WHAT YOU SHOULD DO: Present the following data again exactly as it is shown.

SUPPLIED RECORDS:
────────────────────────────────────────
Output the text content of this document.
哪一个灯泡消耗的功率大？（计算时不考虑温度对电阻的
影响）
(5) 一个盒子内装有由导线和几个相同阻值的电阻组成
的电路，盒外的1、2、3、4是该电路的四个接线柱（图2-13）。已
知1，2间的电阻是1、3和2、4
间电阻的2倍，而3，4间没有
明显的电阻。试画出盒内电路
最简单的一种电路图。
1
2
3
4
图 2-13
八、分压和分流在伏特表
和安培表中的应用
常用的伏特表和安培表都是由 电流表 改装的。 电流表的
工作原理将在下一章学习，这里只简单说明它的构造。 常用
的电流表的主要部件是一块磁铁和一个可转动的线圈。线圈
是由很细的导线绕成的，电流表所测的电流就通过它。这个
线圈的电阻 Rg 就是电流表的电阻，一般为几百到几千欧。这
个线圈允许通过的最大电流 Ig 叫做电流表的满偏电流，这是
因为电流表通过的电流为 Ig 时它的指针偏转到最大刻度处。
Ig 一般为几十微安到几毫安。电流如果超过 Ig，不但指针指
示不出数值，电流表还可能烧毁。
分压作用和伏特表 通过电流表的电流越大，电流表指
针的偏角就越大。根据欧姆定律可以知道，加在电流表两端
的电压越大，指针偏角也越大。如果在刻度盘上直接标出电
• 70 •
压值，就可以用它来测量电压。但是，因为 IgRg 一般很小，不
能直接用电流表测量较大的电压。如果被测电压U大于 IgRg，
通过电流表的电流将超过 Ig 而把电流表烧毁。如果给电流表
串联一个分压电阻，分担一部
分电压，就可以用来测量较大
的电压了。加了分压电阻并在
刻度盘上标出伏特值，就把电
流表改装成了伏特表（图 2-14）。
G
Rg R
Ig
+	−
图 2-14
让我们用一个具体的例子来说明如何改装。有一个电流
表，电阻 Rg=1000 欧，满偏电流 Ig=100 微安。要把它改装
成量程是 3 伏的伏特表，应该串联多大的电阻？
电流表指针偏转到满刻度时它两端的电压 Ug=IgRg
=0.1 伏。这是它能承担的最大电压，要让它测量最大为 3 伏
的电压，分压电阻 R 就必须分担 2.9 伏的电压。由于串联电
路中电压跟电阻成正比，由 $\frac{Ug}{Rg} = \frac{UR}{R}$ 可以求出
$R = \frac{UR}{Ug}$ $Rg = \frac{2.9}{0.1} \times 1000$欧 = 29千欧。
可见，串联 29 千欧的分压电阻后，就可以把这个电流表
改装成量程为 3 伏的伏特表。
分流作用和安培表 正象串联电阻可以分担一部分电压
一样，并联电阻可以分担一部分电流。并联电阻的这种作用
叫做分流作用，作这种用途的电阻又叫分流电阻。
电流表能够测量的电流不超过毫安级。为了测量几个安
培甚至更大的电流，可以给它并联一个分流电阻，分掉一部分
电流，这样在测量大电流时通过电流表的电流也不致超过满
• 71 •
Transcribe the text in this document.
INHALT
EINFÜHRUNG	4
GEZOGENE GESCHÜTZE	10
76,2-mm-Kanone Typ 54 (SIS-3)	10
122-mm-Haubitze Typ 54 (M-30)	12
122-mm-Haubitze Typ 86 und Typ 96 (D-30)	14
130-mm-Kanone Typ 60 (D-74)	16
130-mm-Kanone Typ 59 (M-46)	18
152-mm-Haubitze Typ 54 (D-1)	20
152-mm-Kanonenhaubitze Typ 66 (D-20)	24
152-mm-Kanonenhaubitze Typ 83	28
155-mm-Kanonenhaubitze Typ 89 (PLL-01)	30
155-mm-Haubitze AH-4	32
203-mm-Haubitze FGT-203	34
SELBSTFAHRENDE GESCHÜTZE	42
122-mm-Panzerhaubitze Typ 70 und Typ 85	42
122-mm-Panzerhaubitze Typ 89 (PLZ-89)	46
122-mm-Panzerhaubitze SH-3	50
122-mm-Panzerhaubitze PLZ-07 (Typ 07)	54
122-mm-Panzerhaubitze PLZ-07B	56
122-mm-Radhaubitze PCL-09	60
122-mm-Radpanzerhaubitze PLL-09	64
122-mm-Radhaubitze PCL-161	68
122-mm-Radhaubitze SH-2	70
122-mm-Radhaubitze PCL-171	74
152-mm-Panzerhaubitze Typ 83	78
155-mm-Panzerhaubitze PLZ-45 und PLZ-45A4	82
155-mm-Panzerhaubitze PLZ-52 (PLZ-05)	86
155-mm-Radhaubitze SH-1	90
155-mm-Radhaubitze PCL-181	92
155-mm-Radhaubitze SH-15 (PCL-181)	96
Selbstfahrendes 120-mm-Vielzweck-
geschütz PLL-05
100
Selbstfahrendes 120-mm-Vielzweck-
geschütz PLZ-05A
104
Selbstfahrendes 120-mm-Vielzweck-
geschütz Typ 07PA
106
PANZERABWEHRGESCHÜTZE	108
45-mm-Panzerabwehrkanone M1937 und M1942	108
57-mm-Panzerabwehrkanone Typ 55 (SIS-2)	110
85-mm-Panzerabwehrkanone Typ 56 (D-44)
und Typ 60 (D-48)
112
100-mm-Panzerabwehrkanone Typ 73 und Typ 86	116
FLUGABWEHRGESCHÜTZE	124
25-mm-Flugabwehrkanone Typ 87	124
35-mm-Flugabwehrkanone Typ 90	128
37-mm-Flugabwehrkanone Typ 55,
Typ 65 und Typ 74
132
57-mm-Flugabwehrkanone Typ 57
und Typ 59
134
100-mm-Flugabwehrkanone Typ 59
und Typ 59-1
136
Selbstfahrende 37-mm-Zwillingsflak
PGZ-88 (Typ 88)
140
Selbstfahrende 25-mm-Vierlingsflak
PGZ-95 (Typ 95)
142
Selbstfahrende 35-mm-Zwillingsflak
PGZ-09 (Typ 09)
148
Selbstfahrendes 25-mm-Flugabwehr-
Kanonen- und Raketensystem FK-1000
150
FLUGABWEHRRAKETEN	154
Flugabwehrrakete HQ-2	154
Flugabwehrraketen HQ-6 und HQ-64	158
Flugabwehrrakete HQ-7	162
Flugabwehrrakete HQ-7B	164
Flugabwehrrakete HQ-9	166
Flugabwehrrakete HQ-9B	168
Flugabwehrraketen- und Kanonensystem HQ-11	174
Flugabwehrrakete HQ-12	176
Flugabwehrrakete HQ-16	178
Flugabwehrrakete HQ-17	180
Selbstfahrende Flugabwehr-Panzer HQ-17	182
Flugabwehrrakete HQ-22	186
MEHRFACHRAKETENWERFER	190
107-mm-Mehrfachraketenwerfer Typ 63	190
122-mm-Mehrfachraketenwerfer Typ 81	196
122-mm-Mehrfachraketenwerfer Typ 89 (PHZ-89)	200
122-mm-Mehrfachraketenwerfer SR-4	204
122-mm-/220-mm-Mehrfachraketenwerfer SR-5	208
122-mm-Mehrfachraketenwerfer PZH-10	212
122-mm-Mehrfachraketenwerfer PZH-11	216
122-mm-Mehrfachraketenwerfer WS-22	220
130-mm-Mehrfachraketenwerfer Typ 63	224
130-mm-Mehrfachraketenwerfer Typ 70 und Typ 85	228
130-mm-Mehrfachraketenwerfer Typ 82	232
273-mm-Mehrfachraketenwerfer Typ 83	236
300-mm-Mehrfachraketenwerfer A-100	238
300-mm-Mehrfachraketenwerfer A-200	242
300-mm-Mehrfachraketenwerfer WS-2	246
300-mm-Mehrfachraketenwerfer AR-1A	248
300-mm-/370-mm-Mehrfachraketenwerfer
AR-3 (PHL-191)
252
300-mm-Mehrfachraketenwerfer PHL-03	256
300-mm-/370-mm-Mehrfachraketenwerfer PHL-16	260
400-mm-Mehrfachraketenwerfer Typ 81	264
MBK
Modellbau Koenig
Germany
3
────────────────────────────────────────
THE ANSWER:
Output the text content of this document.
哪一个灯泡消耗的功率大？（计算时不考虑温度对电阻的
影响）
(5) 一个盒子内装有由导线和几个相同阻值的电阻组成
的电路，盒外的1、2、3、4是该电路的四个接线柱（图2-13）。已
知1，2间的电阻是1、3和2、4
间电阻的2倍，而3，4间没有
明显的电阻。试画出盒内电路
最简单的一种电路图。
1
2
3
4
图 2-13
八、分压和分流在伏特表
和安培表中的应用
常用的伏特表和安培表都是由 电流表 改装的。 电流表的
工作原理将在下一章学习，这里只简单说明它的构造。 常用
的电流表的主要部件是一块磁铁和一个可转动的线圈。线圈
是由很细的导线绕成的，电流表所测的电流就通过它。这个
线圈的电阻 Rg 就是电流表的电阻，一般为几百到几千欧。这
个线圈允许通过的最大电流 Ig 叫做电流表的满偏电流，这是
因为电流表通过的电流为 Ig 时它的指针偏转到最大刻度处。
Ig 一般为几十微安到几毫安。电流如果超过 Ig，不但指针指
示不出数值，电流表还可能烧毁。
分压作用和伏特表 通过电流表的电流越大，电流表指
针的偏角就越大。根据欧姆定律可以知道，加在电流表两端
的电压越大，指针偏角也越大。如果在刻度盘上直接标出电
• 70 •
压值，就可以用它来测量电压。但是，因为 IgRg 一般很小，不
能直接用电流表测量较大的电压。如果被测电压U大于 IgRg，
通过电流表的电流将超过 Ig 而把电流表烧毁。如果给电流表
串联一个分压电阻，分担一部
分电压，就可以用来测量较大
的电压了。加了分压电阻并在
刻度盘上标出伏特值，就把电
流表改装成了伏特表（图 2-14）。
G
Rg R
Ig
+	−
图 2-14
让我们用一个具体的例子来说明如何改装。有一个电流
表，电阻 Rg=1000 欧，满偏电流 Ig=100 微安。要把它改装
成量程是 3 伏的伏特表，应该串联多大的电阻？
电流表指针偏转到满刻度时它两端的电压 Ug=IgRg
=0.1 伏。这是它能承担的最大电压，要让它测量最大为 3 伏
的电压，分压电阻 R 就必须分担 2.9 伏的电压。由于串联电
路中电压跟电阻成正比，由 $\frac{Ug}{Rg} = \frac{UR}{R}$ 可以求出
$R = \frac{UR}{Ug}$ $Rg = \frac{2.9}{0.1} \times 1000$欧 = 29千欧。
可见，串联 29 千欧的分压电阻后，就可以把这个电流表
改装成量程为 3 伏的伏特表。
分流作用和安培表 正象串联电阻可以分担一部分电压
一样，并联电阻可以分担一部分电流。并联电阻的这种作用
叫做分流作用，作这种用途的电阻又叫分流电阻。
电流表能够测量的电流不超过毫安级。为了测量几个安
培甚至更大的电流，可以给它并联一个分流电阻，分掉一部分
电流，这样在测量大电流时通过电流表的电流也不致超过满
• 71 •
Transcribe the text in this document.
INHALT
EINFÜHRUNG	4
GEZOGENE GESCHÜTZE	10
76,2-mm-Kanone Typ 54 (SIS-3)	10
122-mm-Haubitze Typ 54 (M-30)	12
122-mm-Haubitze Typ 86 und Typ 96 (D-30)	14
130-mm-Kanone Typ 60 (D-74)	16
130-mm-Kanone Typ 59 (M-46)	18
152-mm-Haubitze Typ 54 (D-1)	20
152-mm-Kanonenhaubitze Typ 66 (D-20)	24
152-mm-Kanonenhaubitze Typ 83	28
155-mm-Kanonenhaubitze Typ 89 (PLL-01)	30
155-mm-Haubitze AH-4	32
203-mm-Haubitze FGT-203	34
SELBSTFAHRENDE GESCHÜTZE	42
122-mm-Panzerhaubitze Typ 70 und Typ 85	42
122-mm-Panzerhaubitze Typ 89 (PLZ-89)	46
122-mm-Panzerhaubitze SH-3	50
122-mm-Panzerhaubitze PLZ-07 (Typ 07)	54
122-mm-Panzerhaubitze PLZ-07B	56
122-mm-Radhaubitze PCL-09	60
122-mm-Radpanzerhaubitze PLL-09	64
122-mm-Radhaubitze PCL-161	68
122-mm-Radhaubitze SH-2	70
122-mm-Radhaubitze PCL-171	74
152-mm-Panzerhaubitze Typ 83	78
155-mm-Panzerhaubitze PLZ-45 und PLZ-45A4	82
155-mm-Panzerhaubitze PLZ-52 (PLZ-05)	86
155-mm-Radhaubitze SH-1	90
155-mm-Radhaubitze PCL-181	92
155-mm-Radhaubitze SH-15 (PCL-181)	96
Selbstfahrendes 120-mm-Vielzweck-
geschütz PLL-05
100
Selbstfahrendes 120-mm-Vielzweck-
geschütz PLZ-05A
104
Selbstfahrendes 120-mm-Vielzweck-
geschütz Typ 07PA
106
PANZERABWEHRGESCHÜTZE	108
45-mm-Panzerabwehrkanone M1937 und M1942	108
57-mm-Panzerabwehrkanone Typ 55 (SIS-2)	110
85-mm-Panzerabwehrkanone Typ 56 (D-44)
und Typ 60 (D-48)
112
100-mm-Panzerabwehrkanone Typ 73 und Typ 86	116
FLUGABWEHRGESCHÜTZE	124
25-mm-Flugabwehrkanone Typ 87	124
35-mm-Flugabwehrkanone Typ 90	128
37-mm-Flugabwehrkanone Typ 55,
Typ 65 und Typ 74
132
57-mm-Flugabwehrkanone Typ 57
und Typ 59
134
100-mm-Flugabwehrkanone Typ 59
und Typ 59-1
136
Selbstfahrende 37-mm-Zwillingsflak
PGZ-88 (Typ 88)
140
Selbstfahrende 25-mm-Vierlingsflak
PGZ-95 (Typ 95)
142
Selbstfahrende 35-mm-Zwillingsflak
PGZ-09 (Typ 09)
148
Selbstfahrendes 25-mm-Flugabwehr-
Kanonen- und Raketensystem FK-1000
150
FLUGABWEHRRAKETEN	154
Flugabwehrrakete HQ-2	154
Flugabwehrraketen HQ-6 und HQ-64	158
Flugabwehrrakete HQ-7	162
Flugabwehrrakete HQ-7B	164
Flugabwehrrakete HQ-9	166
Flugabwehrrakete HQ-9B	168
Flugabwehrraketen- und Kanonensystem HQ-11	174
Flugabwehrrakete HQ-12	176
Flugabwehrrakete HQ-16	178
Flugabwehrrakete HQ-17	180
Selbstfahrende Flugabwehr-Panzer HQ-17	182
Flugabwehrrakete HQ-22	186
MEHRFACHRAKETENWERFER	190
107-mm-Mehrfachraketenwerfer Typ 63	190
122-mm-Mehrfachraketenwerfer Typ 81	196
122-mm-Mehrfachraketenwerfer Typ 89 (PHZ-89)	200
122-mm-Mehrfachraketenwerfer SR-4	204
122-mm-/220-mm-Mehrfachraketenwerfer SR-5	208
122-mm-Mehrfachraketenwerfer PZH-10	212
122-mm-Mehrfachraketenwerfer PZH-11	216
122-mm-Mehrfachraketenwerfer WS-22	220
130-mm-Mehrfachraketenwerfer Typ 63	224
130-mm-Mehrfachraketenwerfer Typ 70 und Typ 85	228
130-mm-Mehrfachraketenwerfer Typ 82	232
273-mm-Mehrfachraketenwerfer Typ 83	236
300-mm-Mehrfachraketenwerfer A-100	238
300-mm-Mehrfachraketenwerfer A-200	242
300-mm-Mehrfachraketenwerfer WS-2	246
300-mm-Mehrfachraketenwerfer AR-1A	248
300-mm-/370-mm-Mehrfachraketenwerfer
AR-3 (PHL-191)
252
300-mm-Mehrfachraketenwerfer PHL-03	256
300-mm-/370-mm-Mehrfachraketenwerfer PHL-16	260
400-mm-Mehrfachraketenwerfer Typ 81	264
MBK
Modellbau Koenig
Germany
3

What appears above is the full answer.